> **The task**:
Look through the lines below and extract each one that contains "Dienstleistungen".

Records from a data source
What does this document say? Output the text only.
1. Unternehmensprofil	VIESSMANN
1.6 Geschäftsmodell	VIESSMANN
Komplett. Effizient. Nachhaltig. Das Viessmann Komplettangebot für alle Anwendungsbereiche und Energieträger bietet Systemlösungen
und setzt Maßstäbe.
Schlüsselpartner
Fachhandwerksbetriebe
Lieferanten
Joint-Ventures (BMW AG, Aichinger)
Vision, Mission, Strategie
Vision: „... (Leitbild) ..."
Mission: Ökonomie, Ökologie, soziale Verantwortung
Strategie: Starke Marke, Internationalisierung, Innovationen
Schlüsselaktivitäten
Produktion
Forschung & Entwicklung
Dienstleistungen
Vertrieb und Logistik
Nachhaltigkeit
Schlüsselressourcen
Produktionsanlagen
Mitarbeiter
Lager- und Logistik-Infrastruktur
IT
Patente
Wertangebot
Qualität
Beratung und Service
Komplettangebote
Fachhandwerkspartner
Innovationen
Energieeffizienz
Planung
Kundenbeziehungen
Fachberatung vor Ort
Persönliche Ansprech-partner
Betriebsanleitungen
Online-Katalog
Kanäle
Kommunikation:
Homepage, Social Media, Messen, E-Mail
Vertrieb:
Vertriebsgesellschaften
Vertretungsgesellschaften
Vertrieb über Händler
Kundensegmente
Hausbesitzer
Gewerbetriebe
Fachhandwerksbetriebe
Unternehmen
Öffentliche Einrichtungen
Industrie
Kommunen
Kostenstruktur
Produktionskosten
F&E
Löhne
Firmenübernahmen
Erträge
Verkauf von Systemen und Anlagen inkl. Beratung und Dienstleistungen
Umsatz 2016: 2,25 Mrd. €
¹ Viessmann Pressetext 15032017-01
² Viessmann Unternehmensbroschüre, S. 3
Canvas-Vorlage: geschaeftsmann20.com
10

> **Full answer**:
Dienstleistungen
Verkauf von Systemen und Anlagen inkl. Beratung und Dienstleistungen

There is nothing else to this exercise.